_PROMPT_: Return the whole listing exactly as it stands.

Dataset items
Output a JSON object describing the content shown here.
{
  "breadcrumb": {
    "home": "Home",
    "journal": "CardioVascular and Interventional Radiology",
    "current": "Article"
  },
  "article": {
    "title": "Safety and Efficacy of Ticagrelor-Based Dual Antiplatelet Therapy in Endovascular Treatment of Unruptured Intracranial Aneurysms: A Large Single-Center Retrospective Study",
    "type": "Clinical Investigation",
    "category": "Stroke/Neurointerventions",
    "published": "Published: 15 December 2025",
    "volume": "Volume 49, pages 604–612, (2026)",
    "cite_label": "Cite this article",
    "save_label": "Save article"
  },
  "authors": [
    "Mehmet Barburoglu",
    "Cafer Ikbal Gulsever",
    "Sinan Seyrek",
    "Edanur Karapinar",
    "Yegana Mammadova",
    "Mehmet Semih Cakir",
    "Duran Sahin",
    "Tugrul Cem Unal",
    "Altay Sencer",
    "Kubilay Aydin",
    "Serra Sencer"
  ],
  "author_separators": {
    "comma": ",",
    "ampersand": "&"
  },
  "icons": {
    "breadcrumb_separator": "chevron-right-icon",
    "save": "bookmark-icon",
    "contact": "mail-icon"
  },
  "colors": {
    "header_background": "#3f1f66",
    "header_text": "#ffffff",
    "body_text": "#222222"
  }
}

_EXERCISE RESULT_:
Output a JSON object describing the content shown here.
{
  "breadcrumb": {
    "home": "Home",
    "journal": "CardioVascular and Interventional Radiology",
    "current": "Article"
  },
  "article": {
    "title": "Safety and Efficacy of Ticagrelor-Based Dual Antiplatelet Therapy in Endovascular Treatment of Unruptured Intracranial Aneurysms: A Large Single-Center Retrospective Study",
    "type": "Clinical Investigation",
    "category": "Stroke/Neurointerventions",
    "published": "Published: 15 December 2025",
    "volume": "Volume 49, pages 604–612, (2026)",
    "cite_label": "Cite this article",
    "save_label": "Save article"
  },
  "authors": [
    "Mehmet Barburoglu",
    "Cafer Ikbal Gulsever",
    "Sinan Seyrek",
    "Edanur Karapinar",
    "Yegana Mammadova",
    "Mehmet Semih Cakir",
    "Duran Sahin",
    "Tugrul Cem Unal",
    "Altay Sencer",
    "Kubilay Aydin",
    "Serra Sencer"
  ],
  "author_separators": {
    "comma": ",",
    "ampersand": "&"
  },
  "icons": {
    "breadcrumb_separator": "chevron-right-icon",
    "save": "bookmark-icon",
    "contact": "mail-icon"
  },
  "colors": {
    "header_background": "#3f1f66",
    "header_text": "#ffffff",
    "body_text": "#222222"
  }
}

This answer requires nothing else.